»»

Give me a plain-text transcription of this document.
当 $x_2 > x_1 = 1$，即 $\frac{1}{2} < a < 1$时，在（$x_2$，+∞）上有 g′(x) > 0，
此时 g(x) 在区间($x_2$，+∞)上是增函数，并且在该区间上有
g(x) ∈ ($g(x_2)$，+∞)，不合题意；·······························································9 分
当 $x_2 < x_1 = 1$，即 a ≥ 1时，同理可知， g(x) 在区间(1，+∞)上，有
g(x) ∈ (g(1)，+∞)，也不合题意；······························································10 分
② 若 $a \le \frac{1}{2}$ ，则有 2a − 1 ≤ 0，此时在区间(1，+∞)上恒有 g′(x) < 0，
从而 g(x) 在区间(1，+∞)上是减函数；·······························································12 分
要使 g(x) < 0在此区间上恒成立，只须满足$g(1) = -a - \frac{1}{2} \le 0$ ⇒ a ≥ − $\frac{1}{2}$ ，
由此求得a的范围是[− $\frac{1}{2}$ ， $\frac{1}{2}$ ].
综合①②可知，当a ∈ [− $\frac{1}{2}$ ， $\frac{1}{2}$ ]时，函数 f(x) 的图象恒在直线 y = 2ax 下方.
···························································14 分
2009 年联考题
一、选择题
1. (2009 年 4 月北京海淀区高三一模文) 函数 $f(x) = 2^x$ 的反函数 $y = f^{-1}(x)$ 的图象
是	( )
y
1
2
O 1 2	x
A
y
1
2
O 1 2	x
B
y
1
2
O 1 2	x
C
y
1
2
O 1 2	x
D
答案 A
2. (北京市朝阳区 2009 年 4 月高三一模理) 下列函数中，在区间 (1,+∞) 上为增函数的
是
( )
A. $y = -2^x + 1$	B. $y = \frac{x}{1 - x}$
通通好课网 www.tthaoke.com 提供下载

««

• [EXERCISE DETAILS] Copy out all of the data exactly, leaving nothing out.

• [TASK ANSWER]
Give me a plain-text transcription of this document.
当 $x_2 > x_1 = 1$，即 $\frac{1}{2} < a < 1$时，在（$x_2$，+∞）上有 g′(x) > 0，
此时 g(x) 在区间($x_2$，+∞)上是增函数，并且在该区间上有
g(x) ∈ ($g(x_2)$，+∞)，不合题意；·······························································9 分
当 $x_2 < x_1 = 1$，即 a ≥ 1时，同理可知， g(x) 在区间(1，+∞)上，有
g(x) ∈ (g(1)，+∞)，也不合题意；······························································10 分
② 若 $a \le \frac{1}{2}$ ，则有 2a − 1 ≤ 0，此时在区间(1，+∞)上恒有 g′(x) < 0，
从而 g(x) 在区间(1，+∞)上是减函数；·······························································12 分
要使 g(x) < 0在此区间上恒成立，只须满足$g(1) = -a - \frac{1}{2} \le 0$ ⇒ a ≥ − $\frac{1}{2}$ ，
由此求得a的范围是[− $\frac{1}{2}$ ， $\frac{1}{2}$ ].
综合①②可知，当a ∈ [− $\frac{1}{2}$ ， $\frac{1}{2}$ ]时，函数 f(x) 的图象恒在直线 y = 2ax 下方.
···························································14 分
2009 年联考题
一、选择题
1. (2009 年 4 月北京海淀区高三一模文) 函数 $f(x) = 2^x$ 的反函数 $y = f^{-1}(x)$ 的图象
是	( )
y
1
2
O 1 2	x
A
y
1
2
O 1 2	x
B
y
1
2
O 1 2	x
C
y
1
2
O 1 2	x
D
答案 A
2. (北京市朝阳区 2009 年 4 月高三一模理) 下列函数中，在区间 (1,+∞) 上为增函数的
是
( )
A. $y = -2^x + 1$	B. $y = \frac{x}{1 - x}$
通通好课网 www.tthaoke.com 提供下载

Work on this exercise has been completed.